Written task
List all lines in the material below that contain "title".

★ ★ ★ ★ ★ ★ ★

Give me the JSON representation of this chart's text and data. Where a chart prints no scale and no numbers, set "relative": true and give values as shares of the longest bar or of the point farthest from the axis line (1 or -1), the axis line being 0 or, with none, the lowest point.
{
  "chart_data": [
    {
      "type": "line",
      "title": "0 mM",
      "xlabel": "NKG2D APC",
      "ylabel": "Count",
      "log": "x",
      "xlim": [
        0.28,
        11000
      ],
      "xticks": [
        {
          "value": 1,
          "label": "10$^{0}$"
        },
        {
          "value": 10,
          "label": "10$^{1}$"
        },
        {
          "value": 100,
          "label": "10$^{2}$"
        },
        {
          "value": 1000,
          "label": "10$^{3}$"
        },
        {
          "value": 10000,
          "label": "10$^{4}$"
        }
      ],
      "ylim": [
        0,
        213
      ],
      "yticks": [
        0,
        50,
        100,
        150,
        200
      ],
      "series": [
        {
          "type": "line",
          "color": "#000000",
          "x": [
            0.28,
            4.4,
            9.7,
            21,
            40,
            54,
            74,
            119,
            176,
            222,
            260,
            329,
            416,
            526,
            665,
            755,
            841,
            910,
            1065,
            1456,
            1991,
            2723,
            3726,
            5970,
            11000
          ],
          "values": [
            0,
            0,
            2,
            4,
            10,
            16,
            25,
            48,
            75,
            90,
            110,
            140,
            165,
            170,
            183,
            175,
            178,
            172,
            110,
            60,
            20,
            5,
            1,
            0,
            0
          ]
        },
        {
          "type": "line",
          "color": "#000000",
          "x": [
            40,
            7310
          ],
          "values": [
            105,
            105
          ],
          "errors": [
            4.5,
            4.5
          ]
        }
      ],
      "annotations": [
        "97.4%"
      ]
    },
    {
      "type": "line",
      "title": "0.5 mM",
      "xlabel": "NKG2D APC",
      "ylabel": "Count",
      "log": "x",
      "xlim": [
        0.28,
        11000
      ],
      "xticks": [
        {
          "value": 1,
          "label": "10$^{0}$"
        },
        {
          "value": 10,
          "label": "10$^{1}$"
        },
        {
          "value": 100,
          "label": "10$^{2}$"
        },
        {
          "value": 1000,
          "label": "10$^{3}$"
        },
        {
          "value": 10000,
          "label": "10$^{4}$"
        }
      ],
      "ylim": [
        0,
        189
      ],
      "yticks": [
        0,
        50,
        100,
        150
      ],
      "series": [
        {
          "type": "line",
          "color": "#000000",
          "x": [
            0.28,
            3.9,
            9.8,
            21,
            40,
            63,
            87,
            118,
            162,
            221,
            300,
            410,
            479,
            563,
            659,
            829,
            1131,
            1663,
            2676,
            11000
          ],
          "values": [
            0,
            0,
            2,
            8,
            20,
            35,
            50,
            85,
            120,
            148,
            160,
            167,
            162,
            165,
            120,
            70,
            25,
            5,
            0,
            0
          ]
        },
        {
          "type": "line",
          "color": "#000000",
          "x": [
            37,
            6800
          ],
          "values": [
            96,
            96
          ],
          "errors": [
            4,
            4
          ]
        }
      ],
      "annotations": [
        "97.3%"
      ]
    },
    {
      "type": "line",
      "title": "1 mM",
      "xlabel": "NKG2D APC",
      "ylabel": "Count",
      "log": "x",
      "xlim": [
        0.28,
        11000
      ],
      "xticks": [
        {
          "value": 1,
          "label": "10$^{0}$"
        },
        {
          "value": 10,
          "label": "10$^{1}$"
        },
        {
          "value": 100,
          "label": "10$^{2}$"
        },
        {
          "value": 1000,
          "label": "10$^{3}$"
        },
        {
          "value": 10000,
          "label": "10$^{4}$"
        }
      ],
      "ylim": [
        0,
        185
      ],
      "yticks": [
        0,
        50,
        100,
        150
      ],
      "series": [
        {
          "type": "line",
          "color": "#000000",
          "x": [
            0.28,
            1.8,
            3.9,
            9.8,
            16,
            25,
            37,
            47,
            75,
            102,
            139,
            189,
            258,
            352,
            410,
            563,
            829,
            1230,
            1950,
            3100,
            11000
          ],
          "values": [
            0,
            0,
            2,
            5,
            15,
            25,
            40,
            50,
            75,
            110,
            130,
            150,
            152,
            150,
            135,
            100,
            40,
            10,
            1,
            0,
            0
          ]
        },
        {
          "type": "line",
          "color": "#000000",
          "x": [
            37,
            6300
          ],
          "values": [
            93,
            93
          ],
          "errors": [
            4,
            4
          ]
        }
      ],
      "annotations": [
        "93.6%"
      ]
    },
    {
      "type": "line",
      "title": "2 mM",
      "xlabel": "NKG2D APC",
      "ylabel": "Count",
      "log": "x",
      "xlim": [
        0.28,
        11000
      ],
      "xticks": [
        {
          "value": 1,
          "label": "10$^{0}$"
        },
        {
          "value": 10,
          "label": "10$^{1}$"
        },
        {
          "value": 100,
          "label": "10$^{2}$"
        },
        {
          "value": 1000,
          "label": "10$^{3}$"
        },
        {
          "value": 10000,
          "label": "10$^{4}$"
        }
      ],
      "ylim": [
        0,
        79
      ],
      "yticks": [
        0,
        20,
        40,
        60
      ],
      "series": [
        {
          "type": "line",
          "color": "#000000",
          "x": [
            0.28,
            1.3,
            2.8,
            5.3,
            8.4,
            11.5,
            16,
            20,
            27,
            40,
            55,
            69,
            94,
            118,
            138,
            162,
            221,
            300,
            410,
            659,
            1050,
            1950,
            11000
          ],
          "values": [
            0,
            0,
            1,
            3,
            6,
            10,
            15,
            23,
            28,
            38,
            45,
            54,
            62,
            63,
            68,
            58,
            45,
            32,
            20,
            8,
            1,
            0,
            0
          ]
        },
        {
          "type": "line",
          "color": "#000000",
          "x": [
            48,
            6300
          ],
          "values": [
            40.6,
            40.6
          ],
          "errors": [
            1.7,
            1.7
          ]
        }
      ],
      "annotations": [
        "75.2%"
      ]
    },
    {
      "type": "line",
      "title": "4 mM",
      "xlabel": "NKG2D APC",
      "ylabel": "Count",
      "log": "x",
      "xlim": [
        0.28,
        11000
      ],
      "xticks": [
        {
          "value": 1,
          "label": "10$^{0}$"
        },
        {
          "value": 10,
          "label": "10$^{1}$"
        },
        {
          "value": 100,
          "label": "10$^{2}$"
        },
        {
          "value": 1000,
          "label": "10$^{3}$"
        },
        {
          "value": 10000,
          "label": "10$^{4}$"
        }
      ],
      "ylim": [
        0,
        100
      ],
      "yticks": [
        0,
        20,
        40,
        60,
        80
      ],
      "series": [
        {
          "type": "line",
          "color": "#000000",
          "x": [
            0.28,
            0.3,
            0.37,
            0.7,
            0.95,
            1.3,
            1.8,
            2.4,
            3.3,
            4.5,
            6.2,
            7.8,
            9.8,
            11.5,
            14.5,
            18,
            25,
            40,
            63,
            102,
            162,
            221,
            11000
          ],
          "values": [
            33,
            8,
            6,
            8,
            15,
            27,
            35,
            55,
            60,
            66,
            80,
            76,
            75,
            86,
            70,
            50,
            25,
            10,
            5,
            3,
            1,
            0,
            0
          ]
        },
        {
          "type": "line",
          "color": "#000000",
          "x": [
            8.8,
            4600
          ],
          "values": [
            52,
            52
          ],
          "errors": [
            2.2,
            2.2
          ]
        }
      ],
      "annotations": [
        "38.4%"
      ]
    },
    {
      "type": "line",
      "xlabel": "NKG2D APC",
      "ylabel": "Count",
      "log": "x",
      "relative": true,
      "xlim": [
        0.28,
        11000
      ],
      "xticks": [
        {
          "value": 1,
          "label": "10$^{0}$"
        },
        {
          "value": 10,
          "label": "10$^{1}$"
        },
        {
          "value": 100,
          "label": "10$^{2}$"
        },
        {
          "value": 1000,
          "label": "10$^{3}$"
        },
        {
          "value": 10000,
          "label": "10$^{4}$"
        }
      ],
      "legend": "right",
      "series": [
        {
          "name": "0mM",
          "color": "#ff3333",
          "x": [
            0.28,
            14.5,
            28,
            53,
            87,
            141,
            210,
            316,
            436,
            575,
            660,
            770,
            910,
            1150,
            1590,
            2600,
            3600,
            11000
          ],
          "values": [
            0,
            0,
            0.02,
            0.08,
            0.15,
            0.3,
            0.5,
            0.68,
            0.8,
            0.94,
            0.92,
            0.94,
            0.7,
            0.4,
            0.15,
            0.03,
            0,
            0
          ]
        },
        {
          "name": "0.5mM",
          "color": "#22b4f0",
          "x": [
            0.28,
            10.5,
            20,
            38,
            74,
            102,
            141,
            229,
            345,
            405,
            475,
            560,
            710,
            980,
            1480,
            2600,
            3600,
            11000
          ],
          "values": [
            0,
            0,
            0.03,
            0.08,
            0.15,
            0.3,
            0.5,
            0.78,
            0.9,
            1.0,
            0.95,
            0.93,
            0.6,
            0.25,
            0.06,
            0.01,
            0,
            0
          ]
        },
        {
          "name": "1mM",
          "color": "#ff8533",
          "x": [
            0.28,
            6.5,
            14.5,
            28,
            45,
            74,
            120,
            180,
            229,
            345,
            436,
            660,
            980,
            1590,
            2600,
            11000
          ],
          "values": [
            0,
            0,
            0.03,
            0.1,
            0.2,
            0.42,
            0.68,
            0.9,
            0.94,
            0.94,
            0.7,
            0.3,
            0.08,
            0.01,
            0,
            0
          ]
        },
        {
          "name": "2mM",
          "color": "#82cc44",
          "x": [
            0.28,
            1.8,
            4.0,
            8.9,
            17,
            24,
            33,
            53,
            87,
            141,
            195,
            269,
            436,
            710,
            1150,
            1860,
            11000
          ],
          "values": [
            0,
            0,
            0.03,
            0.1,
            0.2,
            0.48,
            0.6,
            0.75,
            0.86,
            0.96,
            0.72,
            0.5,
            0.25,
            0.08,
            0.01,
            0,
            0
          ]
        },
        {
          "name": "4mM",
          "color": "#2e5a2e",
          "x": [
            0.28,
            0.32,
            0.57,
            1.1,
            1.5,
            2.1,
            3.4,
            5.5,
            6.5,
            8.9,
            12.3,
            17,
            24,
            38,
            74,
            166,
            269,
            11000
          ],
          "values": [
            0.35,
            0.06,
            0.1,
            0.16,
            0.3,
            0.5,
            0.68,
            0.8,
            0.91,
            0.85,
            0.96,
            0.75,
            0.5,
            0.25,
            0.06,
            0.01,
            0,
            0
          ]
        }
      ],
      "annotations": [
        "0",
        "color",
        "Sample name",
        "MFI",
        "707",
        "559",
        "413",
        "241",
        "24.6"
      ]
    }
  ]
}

★ ★ ★ ★ ★ ★ ★

Task answer
      "title": "0 mM",
      "title": "0.5 mM",
      "title": "1 mM",
      "title": "2 mM",
      "title": "4 mM",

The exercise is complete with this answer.